▶ Tasks to perform:
1. According to the passage about believing in a Big Life, which form of Buddhism holds the deeper beliefs tied to Brad's sense of destiny?
2. Extend the passage about believing in a Big Life, picking up right after its final sentence.

▶ Text section:
** BEGIN **
But I keep pushing them: what would your life be like if somehow you believed–fully believed with your whole heart, not just sort of hoping or wishing–that you were destined for greatness? Or at least that a Big Life (however each individual would interpret that) was within your grasp? I think that just having that belief might very well cause them to live that Big Life.

And Brad’s strong belief in his own destiny really made a difference. He lived a Big Life for sure. Part of this is also connected to some deeper beliefs that are part of the Nichiren Buddhism: First, just the idea of reincarnation encourages the idea that we’re each leading epic legendary lives that span thousands of years. Maybe in this lifetime you’re poor and have all kinds of obstacles, but in a previous life perhaps you were a prince or Einstein or Jimi Hendrix.
** END **
▶ Recorded information:
** BEGIN **
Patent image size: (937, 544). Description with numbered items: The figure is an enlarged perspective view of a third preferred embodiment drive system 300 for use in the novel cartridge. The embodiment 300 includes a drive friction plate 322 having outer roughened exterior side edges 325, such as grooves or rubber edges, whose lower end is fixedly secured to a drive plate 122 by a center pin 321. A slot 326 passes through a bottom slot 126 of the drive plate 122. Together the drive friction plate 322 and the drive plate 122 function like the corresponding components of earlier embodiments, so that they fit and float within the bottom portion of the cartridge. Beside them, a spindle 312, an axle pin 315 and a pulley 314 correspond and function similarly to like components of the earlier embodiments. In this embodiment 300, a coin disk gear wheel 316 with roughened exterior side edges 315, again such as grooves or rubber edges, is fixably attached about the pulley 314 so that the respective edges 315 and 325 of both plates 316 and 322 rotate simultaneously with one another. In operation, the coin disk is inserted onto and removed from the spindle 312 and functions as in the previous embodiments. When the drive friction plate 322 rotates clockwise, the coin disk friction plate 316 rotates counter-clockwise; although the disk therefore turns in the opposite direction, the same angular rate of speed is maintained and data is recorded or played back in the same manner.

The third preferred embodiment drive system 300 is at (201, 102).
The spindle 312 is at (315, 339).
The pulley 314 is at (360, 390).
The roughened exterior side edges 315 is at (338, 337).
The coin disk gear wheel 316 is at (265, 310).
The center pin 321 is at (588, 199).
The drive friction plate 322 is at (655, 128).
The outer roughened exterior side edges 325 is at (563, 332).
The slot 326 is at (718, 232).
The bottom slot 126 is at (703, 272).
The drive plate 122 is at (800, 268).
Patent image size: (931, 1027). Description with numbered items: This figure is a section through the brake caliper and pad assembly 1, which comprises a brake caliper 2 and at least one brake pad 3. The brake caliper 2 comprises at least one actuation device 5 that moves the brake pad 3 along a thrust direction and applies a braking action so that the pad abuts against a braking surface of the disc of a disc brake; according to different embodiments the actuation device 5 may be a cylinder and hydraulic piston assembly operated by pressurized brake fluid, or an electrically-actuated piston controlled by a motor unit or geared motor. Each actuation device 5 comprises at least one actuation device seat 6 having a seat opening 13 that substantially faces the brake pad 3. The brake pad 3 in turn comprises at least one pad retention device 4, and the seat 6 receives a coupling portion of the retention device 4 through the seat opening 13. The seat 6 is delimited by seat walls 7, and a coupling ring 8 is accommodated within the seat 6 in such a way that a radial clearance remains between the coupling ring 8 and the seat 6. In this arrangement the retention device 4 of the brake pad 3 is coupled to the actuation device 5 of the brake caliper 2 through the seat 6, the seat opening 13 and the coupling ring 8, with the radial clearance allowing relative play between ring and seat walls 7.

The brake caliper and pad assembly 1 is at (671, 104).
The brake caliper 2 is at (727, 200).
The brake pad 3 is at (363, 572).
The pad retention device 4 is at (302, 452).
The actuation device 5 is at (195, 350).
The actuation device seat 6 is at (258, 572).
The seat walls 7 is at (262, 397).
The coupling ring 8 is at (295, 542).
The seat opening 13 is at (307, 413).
** END **
▶ Results for each task:
1. Nichiren Buddhism.

2.
Then there’s the idea that each of us has an innate Buddha nature, and we each have the power to attain enlightenment in this very lifetime. It’s a very empowering way to live. It was an empowering way to grow up. I remember first learning about Christianity when I was a kid, and it scared me. “You mean these people actually believe that there’s this powerful guy watching everything you do and listening to all your thoughts, and if he doesn’t like what you do, say, or think, he’ll have you tortured for eternity?! That’s AWFUL!” Whereas the Buddhist in me was thinking, “We’re not the small pawns of some giant god, we’re more like gods ourselves.”

Now I think about this stuff in connection to my soon to be born child. How do I help my my child to grow up empowered, believing that an amazing life is within his/her grasp? Too bad Brad isn’t around to be a grandpa. He had this uncanny ability to inspire people to really believe that their dreams were attainable, that your Big Life is waiting for you if you really want it.

SStar: What were you working on when we started talking?

DN: Some stop-motion of little people chanting. I’m working on the video for this piece about a religious experience my dad had when we were in Japan, I think for the first time, chanting in front of the Dai-gohonzon. I’ve got his journals where he talks all about it.

SStar: That’s huge.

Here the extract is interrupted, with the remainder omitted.